**Material provided**

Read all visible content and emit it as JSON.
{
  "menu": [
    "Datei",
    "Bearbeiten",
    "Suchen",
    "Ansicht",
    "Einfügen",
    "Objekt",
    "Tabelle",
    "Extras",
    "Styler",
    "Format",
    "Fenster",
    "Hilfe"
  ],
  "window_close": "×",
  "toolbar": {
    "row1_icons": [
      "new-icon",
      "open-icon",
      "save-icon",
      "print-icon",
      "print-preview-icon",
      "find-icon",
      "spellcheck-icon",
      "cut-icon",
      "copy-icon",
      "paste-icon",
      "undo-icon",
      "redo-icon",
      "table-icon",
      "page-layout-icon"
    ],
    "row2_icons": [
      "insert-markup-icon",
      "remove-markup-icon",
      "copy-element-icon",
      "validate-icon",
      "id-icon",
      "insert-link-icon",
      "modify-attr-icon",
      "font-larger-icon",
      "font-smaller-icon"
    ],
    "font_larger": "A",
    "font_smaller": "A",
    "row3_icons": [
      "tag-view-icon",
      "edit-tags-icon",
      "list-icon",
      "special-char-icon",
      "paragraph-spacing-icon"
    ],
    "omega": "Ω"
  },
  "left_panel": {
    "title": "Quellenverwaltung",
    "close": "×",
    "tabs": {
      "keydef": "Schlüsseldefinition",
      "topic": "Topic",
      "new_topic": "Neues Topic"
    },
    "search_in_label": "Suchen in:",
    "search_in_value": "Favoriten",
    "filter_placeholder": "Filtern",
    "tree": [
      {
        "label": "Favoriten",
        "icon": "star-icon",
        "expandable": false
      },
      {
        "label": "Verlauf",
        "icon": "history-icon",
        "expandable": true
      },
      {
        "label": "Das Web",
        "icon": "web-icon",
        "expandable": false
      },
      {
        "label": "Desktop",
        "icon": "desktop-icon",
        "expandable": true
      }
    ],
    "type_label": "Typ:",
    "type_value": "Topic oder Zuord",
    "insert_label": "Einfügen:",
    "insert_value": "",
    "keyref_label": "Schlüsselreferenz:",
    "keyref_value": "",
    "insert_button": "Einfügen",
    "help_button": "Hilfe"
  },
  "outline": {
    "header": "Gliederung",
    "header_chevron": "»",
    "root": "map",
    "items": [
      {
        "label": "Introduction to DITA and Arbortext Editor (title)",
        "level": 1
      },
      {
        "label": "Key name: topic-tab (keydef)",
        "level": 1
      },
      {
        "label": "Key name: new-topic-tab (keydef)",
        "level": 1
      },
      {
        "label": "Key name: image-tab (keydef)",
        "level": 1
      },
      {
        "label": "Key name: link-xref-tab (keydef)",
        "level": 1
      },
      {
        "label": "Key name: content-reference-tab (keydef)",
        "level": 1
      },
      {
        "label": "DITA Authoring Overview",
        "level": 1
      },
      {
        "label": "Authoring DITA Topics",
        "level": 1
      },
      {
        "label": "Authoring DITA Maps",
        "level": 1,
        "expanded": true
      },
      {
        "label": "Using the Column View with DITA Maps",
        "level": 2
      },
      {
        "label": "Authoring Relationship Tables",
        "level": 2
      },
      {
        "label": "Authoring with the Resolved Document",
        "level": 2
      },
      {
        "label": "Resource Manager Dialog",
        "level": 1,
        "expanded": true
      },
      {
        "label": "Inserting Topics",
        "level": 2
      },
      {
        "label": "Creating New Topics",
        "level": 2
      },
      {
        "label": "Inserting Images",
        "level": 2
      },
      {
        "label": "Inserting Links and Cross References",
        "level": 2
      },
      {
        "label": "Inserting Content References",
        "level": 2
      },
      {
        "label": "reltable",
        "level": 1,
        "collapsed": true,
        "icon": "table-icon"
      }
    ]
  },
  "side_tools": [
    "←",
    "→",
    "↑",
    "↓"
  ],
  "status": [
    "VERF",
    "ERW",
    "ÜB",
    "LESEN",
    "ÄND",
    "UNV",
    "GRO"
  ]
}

...

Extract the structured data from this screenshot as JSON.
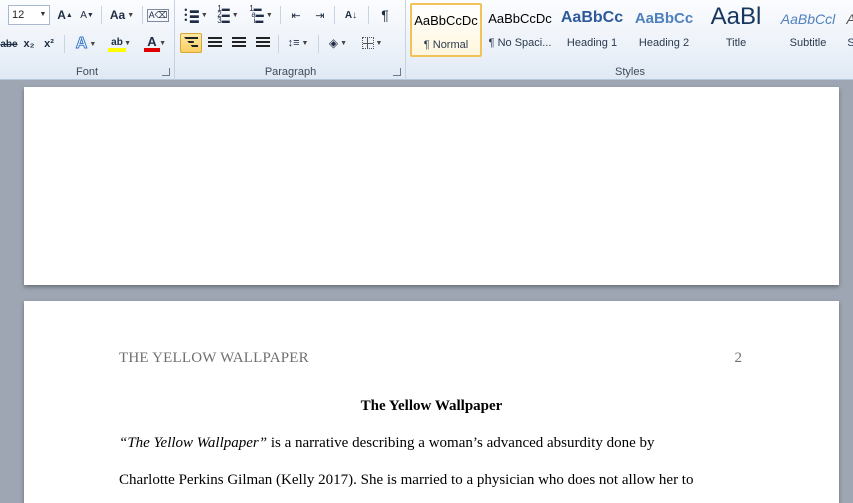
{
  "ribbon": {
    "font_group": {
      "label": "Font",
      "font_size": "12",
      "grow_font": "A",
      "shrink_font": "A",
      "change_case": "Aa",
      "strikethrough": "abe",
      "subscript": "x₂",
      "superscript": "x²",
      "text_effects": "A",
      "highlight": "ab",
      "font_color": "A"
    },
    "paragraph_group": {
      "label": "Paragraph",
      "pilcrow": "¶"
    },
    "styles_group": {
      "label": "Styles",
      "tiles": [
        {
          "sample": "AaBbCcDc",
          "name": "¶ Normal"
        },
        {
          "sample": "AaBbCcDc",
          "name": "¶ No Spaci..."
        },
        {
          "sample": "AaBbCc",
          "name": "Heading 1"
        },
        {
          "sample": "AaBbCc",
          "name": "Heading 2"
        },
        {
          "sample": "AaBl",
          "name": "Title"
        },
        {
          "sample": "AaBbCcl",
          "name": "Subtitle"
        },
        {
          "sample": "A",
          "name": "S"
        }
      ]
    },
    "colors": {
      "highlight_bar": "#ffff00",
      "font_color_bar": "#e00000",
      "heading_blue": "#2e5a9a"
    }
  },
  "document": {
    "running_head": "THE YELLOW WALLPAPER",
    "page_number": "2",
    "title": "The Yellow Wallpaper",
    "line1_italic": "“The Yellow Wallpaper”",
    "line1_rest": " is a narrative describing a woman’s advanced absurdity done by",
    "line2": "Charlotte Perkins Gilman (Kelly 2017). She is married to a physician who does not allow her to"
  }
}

**Problem statement**
Identify every line where the string "Einfügen" appears.

**Task solution**
    "Einfügen",
    "insert_label": "Einfügen:",
    "insert_button": "Einfügen",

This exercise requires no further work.